# Task description
Look through the material below, count the lines containing the word "轴线尺寸为", and state only the count.

# Record set
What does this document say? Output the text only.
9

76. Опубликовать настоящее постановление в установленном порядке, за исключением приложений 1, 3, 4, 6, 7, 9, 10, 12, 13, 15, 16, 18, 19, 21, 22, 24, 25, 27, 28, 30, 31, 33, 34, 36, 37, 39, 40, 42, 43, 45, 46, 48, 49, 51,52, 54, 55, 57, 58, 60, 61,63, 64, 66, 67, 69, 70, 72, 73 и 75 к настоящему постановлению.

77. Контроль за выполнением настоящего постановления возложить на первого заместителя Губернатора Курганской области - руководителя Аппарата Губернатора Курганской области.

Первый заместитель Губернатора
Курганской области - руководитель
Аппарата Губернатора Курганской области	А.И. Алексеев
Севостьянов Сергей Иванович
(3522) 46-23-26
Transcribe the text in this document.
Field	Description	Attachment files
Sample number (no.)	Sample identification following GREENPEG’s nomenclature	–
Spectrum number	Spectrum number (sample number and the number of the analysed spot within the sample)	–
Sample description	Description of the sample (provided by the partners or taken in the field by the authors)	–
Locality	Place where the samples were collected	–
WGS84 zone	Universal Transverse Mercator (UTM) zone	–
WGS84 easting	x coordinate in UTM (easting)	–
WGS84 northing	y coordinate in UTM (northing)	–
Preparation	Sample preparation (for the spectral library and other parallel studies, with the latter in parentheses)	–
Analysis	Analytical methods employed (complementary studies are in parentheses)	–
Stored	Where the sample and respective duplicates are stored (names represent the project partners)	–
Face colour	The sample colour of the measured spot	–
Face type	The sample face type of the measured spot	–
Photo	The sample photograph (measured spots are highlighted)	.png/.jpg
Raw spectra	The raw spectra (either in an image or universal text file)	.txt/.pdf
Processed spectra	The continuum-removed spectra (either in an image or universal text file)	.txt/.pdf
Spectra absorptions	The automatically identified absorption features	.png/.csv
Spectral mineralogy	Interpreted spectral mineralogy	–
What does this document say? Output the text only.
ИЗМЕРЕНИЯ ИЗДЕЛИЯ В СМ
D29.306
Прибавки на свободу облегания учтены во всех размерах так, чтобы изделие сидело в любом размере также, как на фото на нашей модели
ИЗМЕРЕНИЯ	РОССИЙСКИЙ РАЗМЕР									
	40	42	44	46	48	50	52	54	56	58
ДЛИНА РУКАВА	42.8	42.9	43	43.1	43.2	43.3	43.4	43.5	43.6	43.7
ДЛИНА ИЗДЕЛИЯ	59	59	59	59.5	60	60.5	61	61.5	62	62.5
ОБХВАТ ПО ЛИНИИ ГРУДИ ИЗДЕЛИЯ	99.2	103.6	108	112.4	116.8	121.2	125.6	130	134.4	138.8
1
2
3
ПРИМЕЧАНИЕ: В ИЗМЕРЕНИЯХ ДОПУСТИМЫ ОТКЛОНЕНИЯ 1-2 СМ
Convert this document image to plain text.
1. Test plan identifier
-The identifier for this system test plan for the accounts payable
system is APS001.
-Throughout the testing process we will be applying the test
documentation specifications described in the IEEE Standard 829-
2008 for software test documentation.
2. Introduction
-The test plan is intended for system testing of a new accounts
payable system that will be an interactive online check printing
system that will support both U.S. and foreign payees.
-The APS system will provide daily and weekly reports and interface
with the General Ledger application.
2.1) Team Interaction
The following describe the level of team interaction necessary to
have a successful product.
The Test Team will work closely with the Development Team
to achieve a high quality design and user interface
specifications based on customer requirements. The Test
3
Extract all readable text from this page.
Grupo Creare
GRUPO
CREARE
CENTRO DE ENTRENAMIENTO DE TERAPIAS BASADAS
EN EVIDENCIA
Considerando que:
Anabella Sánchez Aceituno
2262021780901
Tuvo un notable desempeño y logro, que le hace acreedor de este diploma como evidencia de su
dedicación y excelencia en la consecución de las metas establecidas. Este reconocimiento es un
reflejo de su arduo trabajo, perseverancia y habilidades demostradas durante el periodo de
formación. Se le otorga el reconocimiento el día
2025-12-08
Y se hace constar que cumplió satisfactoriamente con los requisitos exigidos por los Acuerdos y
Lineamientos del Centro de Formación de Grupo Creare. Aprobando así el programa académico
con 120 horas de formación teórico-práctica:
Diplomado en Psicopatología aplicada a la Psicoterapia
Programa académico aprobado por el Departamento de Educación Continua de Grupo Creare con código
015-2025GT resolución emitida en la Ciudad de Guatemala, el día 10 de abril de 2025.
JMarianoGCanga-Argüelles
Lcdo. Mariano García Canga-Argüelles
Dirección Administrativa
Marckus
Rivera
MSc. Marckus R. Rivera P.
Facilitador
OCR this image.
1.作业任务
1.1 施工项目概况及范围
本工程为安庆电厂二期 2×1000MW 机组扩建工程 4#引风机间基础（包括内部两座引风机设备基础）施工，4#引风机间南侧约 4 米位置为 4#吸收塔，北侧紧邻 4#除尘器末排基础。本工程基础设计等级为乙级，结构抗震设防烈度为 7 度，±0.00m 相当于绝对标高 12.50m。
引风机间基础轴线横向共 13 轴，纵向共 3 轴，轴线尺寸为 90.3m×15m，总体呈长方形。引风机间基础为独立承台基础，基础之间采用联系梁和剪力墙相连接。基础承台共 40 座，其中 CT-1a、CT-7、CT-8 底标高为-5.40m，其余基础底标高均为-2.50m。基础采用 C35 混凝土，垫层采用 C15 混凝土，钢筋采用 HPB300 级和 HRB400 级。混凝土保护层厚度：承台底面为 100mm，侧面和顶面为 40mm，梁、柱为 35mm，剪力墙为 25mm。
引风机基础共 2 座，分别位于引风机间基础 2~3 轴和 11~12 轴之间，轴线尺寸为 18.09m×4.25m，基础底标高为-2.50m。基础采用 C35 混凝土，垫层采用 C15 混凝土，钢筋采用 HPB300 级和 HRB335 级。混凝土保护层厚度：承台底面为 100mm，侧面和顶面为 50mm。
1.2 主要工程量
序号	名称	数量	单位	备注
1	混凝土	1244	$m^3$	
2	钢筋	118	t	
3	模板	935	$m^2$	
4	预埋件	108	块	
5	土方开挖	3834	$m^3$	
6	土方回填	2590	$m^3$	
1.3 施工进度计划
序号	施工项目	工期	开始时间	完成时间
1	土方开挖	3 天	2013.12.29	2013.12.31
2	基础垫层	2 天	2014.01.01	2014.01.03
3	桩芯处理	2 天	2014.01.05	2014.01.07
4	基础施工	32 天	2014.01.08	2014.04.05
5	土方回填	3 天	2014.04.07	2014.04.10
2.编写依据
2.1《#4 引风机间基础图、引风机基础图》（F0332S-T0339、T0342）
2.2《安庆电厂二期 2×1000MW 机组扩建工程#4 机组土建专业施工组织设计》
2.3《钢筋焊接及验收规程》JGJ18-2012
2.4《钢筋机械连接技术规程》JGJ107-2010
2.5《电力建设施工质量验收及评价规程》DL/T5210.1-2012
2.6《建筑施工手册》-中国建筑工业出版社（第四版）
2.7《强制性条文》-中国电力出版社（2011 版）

# Exercise solution
2